**Exercise goal:** Spot each line in the records below where the word "this" occurs, then copy it.

--- begin Supplied material ---

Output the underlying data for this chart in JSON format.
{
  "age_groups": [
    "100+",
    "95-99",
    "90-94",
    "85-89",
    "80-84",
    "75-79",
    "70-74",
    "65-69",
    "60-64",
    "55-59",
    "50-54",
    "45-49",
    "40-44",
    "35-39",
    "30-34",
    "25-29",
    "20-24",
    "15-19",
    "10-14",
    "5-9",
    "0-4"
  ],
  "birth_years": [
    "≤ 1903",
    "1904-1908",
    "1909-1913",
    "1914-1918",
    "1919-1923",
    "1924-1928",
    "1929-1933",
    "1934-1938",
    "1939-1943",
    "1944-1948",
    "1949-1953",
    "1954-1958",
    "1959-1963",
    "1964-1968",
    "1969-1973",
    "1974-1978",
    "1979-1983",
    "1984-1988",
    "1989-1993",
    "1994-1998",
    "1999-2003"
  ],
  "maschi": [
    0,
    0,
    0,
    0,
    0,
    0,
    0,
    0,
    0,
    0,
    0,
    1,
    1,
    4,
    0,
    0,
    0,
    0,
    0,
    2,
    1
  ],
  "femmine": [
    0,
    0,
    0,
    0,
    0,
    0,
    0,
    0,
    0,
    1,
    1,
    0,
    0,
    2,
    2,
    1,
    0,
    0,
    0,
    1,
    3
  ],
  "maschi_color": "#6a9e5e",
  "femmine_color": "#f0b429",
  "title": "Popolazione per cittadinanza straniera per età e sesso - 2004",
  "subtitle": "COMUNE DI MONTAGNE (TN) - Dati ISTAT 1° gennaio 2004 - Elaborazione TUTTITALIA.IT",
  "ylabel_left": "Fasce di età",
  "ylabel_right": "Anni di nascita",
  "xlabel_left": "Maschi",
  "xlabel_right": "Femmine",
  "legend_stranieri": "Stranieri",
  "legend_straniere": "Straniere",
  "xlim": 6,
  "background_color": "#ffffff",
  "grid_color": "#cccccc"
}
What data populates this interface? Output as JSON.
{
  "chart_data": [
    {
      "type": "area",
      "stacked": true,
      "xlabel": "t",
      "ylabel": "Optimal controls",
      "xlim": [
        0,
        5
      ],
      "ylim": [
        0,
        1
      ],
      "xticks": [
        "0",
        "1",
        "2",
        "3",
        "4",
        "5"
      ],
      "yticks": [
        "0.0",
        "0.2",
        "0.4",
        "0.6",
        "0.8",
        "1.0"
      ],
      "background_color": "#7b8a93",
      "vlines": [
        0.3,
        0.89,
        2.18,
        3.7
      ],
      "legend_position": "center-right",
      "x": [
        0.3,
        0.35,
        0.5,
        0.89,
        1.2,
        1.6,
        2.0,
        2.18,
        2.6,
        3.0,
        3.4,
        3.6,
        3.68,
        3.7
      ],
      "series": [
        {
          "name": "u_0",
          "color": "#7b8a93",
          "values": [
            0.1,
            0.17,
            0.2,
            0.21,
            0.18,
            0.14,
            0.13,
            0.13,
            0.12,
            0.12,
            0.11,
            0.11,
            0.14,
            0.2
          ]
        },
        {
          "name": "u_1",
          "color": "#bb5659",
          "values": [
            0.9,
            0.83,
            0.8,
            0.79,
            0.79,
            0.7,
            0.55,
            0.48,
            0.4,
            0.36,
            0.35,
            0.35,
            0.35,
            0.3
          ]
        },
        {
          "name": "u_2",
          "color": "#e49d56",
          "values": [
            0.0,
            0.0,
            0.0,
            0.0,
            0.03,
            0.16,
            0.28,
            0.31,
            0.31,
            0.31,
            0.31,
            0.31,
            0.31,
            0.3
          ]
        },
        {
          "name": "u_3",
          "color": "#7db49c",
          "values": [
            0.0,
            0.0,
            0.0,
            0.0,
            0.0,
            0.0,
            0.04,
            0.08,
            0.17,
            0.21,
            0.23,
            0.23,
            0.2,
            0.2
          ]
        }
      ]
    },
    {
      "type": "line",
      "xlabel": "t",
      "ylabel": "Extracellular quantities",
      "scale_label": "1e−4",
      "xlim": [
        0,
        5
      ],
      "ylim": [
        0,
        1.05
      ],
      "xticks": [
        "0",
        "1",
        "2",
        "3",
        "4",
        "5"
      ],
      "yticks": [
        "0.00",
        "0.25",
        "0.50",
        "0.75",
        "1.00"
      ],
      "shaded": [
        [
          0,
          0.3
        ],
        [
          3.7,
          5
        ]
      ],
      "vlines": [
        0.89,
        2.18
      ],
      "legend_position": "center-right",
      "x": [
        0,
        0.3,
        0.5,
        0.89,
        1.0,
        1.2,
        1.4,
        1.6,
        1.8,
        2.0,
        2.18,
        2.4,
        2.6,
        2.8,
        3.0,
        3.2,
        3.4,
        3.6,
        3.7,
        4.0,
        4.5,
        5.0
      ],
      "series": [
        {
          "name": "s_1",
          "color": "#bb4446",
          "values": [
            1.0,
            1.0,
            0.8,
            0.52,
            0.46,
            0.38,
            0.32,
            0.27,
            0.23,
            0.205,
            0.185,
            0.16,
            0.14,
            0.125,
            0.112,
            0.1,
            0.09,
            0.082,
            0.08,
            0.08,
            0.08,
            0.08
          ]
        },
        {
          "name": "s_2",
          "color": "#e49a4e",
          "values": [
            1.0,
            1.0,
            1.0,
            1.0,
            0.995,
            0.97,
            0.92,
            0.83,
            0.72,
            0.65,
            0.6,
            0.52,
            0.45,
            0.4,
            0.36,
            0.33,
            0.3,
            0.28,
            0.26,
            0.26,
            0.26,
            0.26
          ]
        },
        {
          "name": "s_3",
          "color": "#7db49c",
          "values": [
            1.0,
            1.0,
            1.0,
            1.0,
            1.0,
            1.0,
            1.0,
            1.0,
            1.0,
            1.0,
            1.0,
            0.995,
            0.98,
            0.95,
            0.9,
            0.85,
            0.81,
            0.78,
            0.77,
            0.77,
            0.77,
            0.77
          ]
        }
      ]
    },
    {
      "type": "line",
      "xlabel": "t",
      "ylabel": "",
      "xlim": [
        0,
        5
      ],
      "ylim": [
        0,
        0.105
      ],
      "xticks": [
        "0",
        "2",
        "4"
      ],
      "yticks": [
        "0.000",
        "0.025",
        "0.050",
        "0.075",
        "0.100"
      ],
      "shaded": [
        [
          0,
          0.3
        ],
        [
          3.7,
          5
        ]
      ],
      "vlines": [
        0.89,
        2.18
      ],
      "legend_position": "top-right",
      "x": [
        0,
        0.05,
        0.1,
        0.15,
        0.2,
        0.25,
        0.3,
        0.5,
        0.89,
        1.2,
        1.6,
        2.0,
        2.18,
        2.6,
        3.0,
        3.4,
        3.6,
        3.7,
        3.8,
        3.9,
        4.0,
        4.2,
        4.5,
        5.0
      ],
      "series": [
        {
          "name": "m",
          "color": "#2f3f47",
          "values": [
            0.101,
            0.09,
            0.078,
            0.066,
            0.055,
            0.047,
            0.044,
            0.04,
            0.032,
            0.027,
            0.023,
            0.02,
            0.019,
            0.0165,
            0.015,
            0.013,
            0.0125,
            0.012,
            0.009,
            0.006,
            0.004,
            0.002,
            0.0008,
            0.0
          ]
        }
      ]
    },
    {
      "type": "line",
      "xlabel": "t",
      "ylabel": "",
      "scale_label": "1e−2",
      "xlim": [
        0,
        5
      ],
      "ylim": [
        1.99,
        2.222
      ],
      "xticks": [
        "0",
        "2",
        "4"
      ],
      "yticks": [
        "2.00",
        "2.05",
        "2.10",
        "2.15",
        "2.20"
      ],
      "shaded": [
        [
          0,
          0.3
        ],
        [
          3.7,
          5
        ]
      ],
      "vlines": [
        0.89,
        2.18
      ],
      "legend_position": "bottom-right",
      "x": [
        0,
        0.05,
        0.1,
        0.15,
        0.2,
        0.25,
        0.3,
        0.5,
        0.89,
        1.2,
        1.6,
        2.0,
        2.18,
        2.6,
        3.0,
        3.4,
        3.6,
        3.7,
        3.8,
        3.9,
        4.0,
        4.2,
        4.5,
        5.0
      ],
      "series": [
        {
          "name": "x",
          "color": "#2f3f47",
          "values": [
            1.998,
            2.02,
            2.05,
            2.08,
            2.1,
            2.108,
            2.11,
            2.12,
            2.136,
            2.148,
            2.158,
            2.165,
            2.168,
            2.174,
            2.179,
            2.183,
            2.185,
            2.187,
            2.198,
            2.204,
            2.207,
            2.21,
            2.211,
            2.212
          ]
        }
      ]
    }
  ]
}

--- end Supplied material ---
--- begin Supplied material ---

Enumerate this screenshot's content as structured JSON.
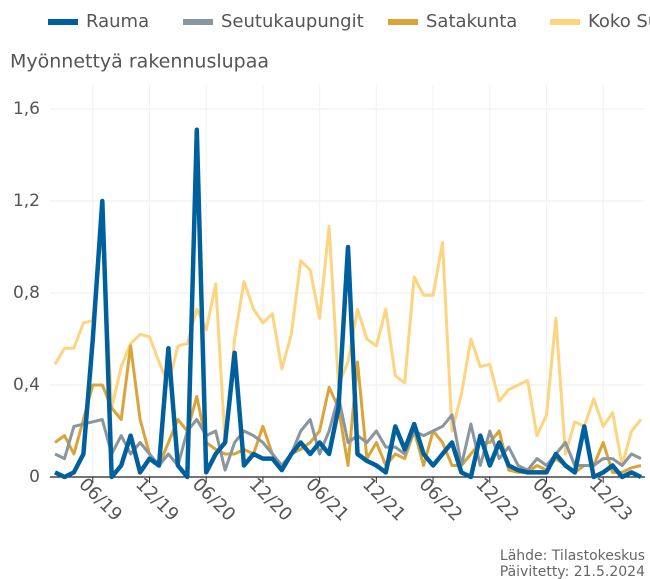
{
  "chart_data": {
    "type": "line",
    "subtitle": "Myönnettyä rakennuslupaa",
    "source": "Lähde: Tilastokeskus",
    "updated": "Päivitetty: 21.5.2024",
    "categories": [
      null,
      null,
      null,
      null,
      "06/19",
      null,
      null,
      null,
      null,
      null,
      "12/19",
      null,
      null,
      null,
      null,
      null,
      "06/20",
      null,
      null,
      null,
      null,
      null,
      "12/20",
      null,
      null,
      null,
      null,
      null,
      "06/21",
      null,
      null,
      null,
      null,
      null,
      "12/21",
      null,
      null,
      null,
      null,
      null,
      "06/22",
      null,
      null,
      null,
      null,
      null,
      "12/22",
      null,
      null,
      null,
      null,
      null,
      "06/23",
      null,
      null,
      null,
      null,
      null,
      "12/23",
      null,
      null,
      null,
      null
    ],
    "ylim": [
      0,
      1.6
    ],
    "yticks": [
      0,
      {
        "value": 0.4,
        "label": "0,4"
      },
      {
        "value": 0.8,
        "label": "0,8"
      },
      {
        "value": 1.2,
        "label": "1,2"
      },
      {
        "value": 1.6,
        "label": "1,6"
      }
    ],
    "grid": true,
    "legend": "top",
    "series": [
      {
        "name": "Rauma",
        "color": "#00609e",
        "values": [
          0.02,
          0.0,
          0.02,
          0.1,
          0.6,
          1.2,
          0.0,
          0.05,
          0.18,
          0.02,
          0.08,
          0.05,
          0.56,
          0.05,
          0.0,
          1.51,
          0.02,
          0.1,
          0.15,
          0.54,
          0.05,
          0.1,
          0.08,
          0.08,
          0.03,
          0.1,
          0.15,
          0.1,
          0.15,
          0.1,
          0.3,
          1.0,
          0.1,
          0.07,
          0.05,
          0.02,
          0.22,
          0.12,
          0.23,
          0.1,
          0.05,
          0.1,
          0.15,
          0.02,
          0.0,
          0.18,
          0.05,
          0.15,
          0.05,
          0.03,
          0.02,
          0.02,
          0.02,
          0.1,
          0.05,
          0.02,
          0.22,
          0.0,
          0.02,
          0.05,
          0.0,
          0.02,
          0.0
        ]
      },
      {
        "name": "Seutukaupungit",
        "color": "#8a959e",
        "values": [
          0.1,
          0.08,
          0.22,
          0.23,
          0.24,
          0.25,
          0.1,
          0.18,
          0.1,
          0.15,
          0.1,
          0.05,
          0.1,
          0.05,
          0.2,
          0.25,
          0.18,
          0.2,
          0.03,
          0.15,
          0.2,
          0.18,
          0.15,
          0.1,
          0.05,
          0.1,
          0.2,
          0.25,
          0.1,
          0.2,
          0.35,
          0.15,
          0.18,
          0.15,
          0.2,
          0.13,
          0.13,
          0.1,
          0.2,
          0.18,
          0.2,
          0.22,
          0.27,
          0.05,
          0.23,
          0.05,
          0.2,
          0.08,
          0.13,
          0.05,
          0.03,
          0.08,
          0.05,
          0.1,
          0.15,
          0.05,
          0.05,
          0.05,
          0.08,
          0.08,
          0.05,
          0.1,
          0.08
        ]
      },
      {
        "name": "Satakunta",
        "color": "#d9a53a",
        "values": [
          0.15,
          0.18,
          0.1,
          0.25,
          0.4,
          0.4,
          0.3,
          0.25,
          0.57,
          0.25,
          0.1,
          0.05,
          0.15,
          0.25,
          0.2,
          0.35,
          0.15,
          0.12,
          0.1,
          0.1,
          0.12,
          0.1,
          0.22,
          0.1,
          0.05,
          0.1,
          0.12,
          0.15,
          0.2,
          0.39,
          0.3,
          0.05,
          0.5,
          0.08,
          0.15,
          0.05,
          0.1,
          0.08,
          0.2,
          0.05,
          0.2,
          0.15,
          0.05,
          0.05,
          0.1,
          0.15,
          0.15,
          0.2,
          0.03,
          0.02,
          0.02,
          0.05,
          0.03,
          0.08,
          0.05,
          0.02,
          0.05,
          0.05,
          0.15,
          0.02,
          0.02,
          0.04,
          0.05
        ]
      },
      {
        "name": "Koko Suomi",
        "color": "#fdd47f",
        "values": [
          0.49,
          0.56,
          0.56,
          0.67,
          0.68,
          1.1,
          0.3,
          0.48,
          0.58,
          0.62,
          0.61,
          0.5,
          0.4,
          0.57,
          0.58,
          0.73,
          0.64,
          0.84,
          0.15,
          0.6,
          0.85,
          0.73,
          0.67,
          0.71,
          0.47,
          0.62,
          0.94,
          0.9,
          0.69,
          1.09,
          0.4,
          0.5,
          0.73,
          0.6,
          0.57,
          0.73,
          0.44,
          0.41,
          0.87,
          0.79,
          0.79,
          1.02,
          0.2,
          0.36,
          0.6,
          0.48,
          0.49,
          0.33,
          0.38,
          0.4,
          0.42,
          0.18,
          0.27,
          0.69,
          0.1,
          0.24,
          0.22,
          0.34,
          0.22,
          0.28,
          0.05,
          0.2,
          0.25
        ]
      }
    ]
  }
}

--- end Supplied material ---

**The output:**
Output the underlying data for this chart in JSON format.
What data populates this interface? Output as JSON.
Enumerate this screenshot's content as structured JSON.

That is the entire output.